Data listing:

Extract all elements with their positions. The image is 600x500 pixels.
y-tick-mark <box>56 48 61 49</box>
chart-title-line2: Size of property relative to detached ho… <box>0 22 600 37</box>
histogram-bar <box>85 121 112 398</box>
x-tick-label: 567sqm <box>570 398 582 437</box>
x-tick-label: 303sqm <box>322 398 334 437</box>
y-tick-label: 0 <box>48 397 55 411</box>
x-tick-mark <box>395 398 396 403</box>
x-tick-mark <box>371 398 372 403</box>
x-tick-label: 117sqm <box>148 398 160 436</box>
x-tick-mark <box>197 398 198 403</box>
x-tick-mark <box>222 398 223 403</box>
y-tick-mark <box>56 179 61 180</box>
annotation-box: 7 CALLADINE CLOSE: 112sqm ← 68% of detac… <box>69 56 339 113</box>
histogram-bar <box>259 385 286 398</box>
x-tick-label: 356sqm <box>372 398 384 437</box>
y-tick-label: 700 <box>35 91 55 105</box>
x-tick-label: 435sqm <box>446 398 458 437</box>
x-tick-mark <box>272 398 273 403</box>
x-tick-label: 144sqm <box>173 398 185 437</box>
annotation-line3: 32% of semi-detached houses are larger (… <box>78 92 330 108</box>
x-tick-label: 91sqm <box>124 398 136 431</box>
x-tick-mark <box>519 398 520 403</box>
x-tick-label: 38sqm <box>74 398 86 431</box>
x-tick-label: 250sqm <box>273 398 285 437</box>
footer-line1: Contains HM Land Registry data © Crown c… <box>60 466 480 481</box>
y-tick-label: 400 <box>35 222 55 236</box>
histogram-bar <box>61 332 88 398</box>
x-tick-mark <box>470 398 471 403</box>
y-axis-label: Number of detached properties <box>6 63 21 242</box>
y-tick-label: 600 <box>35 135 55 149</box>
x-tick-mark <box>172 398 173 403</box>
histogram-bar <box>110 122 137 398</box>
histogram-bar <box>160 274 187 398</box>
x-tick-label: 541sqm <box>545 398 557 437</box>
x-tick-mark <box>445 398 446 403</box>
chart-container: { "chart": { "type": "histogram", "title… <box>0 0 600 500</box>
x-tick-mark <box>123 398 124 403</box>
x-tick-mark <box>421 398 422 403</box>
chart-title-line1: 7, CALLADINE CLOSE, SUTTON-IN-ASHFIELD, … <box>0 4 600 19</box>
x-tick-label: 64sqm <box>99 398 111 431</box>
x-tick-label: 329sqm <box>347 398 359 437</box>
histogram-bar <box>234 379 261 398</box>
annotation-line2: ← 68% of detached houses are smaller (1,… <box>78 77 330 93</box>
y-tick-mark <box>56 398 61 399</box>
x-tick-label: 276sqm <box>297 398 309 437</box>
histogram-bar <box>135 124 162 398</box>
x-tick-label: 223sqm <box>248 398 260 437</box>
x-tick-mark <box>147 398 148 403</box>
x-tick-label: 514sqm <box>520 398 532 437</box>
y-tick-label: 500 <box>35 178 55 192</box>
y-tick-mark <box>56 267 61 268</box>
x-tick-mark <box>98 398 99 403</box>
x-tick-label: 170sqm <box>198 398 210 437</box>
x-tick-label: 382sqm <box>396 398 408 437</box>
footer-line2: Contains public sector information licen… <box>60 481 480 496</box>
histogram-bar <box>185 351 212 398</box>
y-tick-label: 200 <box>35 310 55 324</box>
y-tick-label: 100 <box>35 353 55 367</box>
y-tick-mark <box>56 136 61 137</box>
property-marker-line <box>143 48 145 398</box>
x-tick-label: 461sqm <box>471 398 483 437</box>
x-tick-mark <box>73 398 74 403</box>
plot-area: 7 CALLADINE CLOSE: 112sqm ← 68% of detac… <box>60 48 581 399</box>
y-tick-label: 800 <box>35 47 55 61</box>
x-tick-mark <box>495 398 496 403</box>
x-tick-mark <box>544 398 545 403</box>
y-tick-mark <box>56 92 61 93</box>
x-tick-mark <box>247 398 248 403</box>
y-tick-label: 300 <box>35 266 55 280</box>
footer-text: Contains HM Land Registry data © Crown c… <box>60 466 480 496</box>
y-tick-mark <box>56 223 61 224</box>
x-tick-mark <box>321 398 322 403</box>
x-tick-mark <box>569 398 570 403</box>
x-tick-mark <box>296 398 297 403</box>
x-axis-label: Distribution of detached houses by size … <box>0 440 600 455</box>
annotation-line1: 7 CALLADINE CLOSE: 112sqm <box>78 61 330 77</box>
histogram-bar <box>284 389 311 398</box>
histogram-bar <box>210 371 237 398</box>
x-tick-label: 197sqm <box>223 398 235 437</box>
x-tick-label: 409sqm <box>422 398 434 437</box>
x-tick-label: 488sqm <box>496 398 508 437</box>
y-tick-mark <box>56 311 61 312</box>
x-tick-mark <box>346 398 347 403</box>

**THE EXERCISE**
Please copy every row above word for word, in the same order.

**EXERCISE RESULT**
Extract all elements with their positions. The image is 600x500 pixels.
y-tick-mark <box>56 48 61 49</box>
chart-title-line2: Size of property relative to detached ho… <box>0 22 600 37</box>
histogram-bar <box>85 121 112 398</box>
x-tick-label: 567sqm <box>570 398 582 437</box>
x-tick-label: 303sqm <box>322 398 334 437</box>
y-tick-label: 0 <box>48 397 55 411</box>
x-tick-mark <box>395 398 396 403</box>
x-tick-mark <box>371 398 372 403</box>
x-tick-label: 117sqm <box>148 398 160 436</box>
x-tick-mark <box>197 398 198 403</box>
x-tick-mark <box>222 398 223 403</box>
y-tick-mark <box>56 179 61 180</box>
annotation-box: 7 CALLADINE CLOSE: 112sqm ← 68% of detac… <box>69 56 339 113</box>
histogram-bar <box>259 385 286 398</box>
x-tick-label: 356sqm <box>372 398 384 437</box>
y-tick-label: 700 <box>35 91 55 105</box>
x-tick-label: 435sqm <box>446 398 458 437</box>
x-tick-mark <box>272 398 273 403</box>
x-tick-label: 144sqm <box>173 398 185 437</box>
annotation-line3: 32% of semi-detached houses are larger (… <box>78 92 330 108</box>
x-tick-label: 91sqm <box>124 398 136 431</box>
x-tick-mark <box>519 398 520 403</box>
x-tick-label: 38sqm <box>74 398 86 431</box>
x-tick-label: 250sqm <box>273 398 285 437</box>
footer-line1: Contains HM Land Registry data © Crown c… <box>60 466 480 481</box>
y-tick-label: 400 <box>35 222 55 236</box>
histogram-bar <box>61 332 88 398</box>
x-tick-mark <box>470 398 471 403</box>
y-axis-label: Number of detached properties <box>6 63 21 242</box>
y-tick-label: 600 <box>35 135 55 149</box>
x-tick-mark <box>172 398 173 403</box>
histogram-bar <box>110 122 137 398</box>
histogram-bar <box>160 274 187 398</box>
x-tick-label: 541sqm <box>545 398 557 437</box>
x-tick-mark <box>445 398 446 403</box>
chart-container: { "chart": { "type": "histogram", "title… <box>0 0 600 500</box>
x-tick-mark <box>123 398 124 403</box>
x-tick-mark <box>421 398 422 403</box>
chart-title-line1: 7, CALLADINE CLOSE, SUTTON-IN-ASHFIELD, … <box>0 4 600 19</box>
x-tick-label: 64sqm <box>99 398 111 431</box>
x-tick-label: 329sqm <box>347 398 359 437</box>
histogram-bar <box>234 379 261 398</box>
annotation-line2: ← 68% of detached houses are smaller (1,… <box>78 77 330 93</box>
y-tick-mark <box>56 398 61 399</box>
x-tick-label: 276sqm <box>297 398 309 437</box>
histogram-bar <box>135 124 162 398</box>
x-tick-label: 223sqm <box>248 398 260 437</box>
x-tick-mark <box>147 398 148 403</box>
x-tick-label: 514sqm <box>520 398 532 437</box>
y-tick-label: 500 <box>35 178 55 192</box>
y-tick-mark <box>56 267 61 268</box>
x-tick-mark <box>98 398 99 403</box>
x-tick-label: 170sqm <box>198 398 210 437</box>
x-tick-label: 382sqm <box>396 398 408 437</box>
footer-line2: Contains public sector information licen… <box>60 481 480 496</box>
histogram-bar <box>185 351 212 398</box>
y-tick-label: 200 <box>35 310 55 324</box>
y-tick-label: 100 <box>35 353 55 367</box>
y-tick-mark <box>56 136 61 137</box>
property-marker-line <box>143 48 145 398</box>
x-tick-label: 461sqm <box>471 398 483 437</box>
x-tick-mark <box>73 398 74 403</box>
plot-area: 7 CALLADINE CLOSE: 112sqm ← 68% of detac… <box>60 48 581 399</box>
y-tick-label: 800 <box>35 47 55 61</box>
x-tick-mark <box>495 398 496 403</box>
x-tick-mark <box>544 398 545 403</box>
y-tick-mark <box>56 92 61 93</box>
x-tick-mark <box>247 398 248 403</box>
y-tick-label: 300 <box>35 266 55 280</box>
footer-text: Contains HM Land Registry data © Crown c… <box>60 466 480 496</box>
y-tick-mark <box>56 223 61 224</box>
x-tick-mark <box>321 398 322 403</box>
x-tick-mark <box>569 398 570 403</box>
x-tick-mark <box>296 398 297 403</box>
x-axis-label: Distribution of detached houses by size … <box>0 440 600 455</box>
annotation-line1: 7 CALLADINE CLOSE: 112sqm <box>78 61 330 77</box>
histogram-bar <box>284 389 311 398</box>
histogram-bar <box>210 371 237 398</box>
x-tick-label: 197sqm <box>223 398 235 437</box>
x-tick-label: 409sqm <box>422 398 434 437</box>
x-tick-label: 488sqm <box>496 398 508 437</box>
y-tick-mark <box>56 311 61 312</box>
x-tick-mark <box>346 398 347 403</box>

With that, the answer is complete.